— start Information provided —
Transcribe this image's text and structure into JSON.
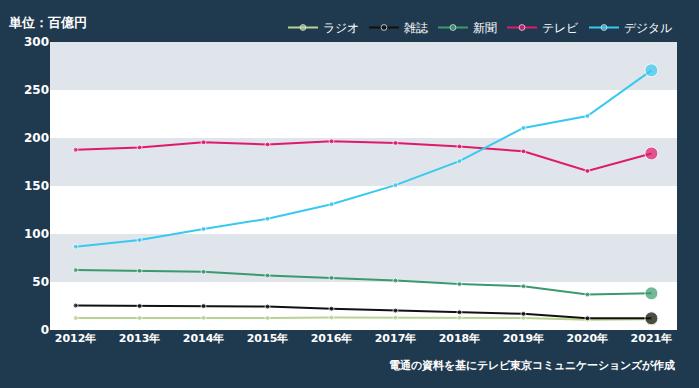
{
  "chart_data": {
    "type": "line",
    "ylabel": "単位：百億円",
    "annotations": [
      "電通の資料を基にテレビ東京コミュニケーションズが作成"
    ],
    "categories": [
      "2012年",
      "2013年",
      "2014年",
      "2015年",
      "2016年",
      "2017年",
      "2018年",
      "2019年",
      "2020年",
      "2021年"
    ],
    "series": [
      {
        "name": "ラジオ",
        "color": "#b9d38f",
        "values": [
          12.5,
          12.4,
          12.7,
          12.5,
          12.9,
          12.9,
          12.8,
          12.6,
          10.7,
          11.1
        ]
      },
      {
        "name": "雑誌",
        "color": "#111111",
        "values": [
          25.5,
          25.0,
          25.0,
          24.4,
          22.2,
          20.2,
          18.4,
          16.8,
          12.2,
          12.2
        ]
      },
      {
        "name": "新聞",
        "color": "#3a9a6e",
        "values": [
          62.4,
          61.7,
          60.6,
          56.8,
          54.3,
          51.5,
          47.8,
          45.5,
          36.9,
          38.2
        ]
      },
      {
        "name": "テレビ",
        "color": "#e0196b",
        "values": [
          187.7,
          190.2,
          195.6,
          193.2,
          196.6,
          194.8,
          191.2,
          186.1,
          165.6,
          183.9
        ]
      },
      {
        "name": "デジタル",
        "color": "#38c8f0",
        "values": [
          86.8,
          93.8,
          105.2,
          115.9,
          131.0,
          150.9,
          175.9,
          210.5,
          222.9,
          270.5
        ]
      }
    ],
    "ylim": [
      0,
      300
    ],
    "yticks": [
      0,
      50,
      100,
      150,
      200,
      250,
      300
    ],
    "grid": true,
    "legend": "top",
    "marker": "circle"
  }
}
— end Information provided —
### Instruction
Show the lines of the material that contain the word "name".

### Answer in full
        "name": "ラジオ",
        "name": "雑誌",
        "name": "新聞",
        "name": "テレビ",
        "name": "デジタル",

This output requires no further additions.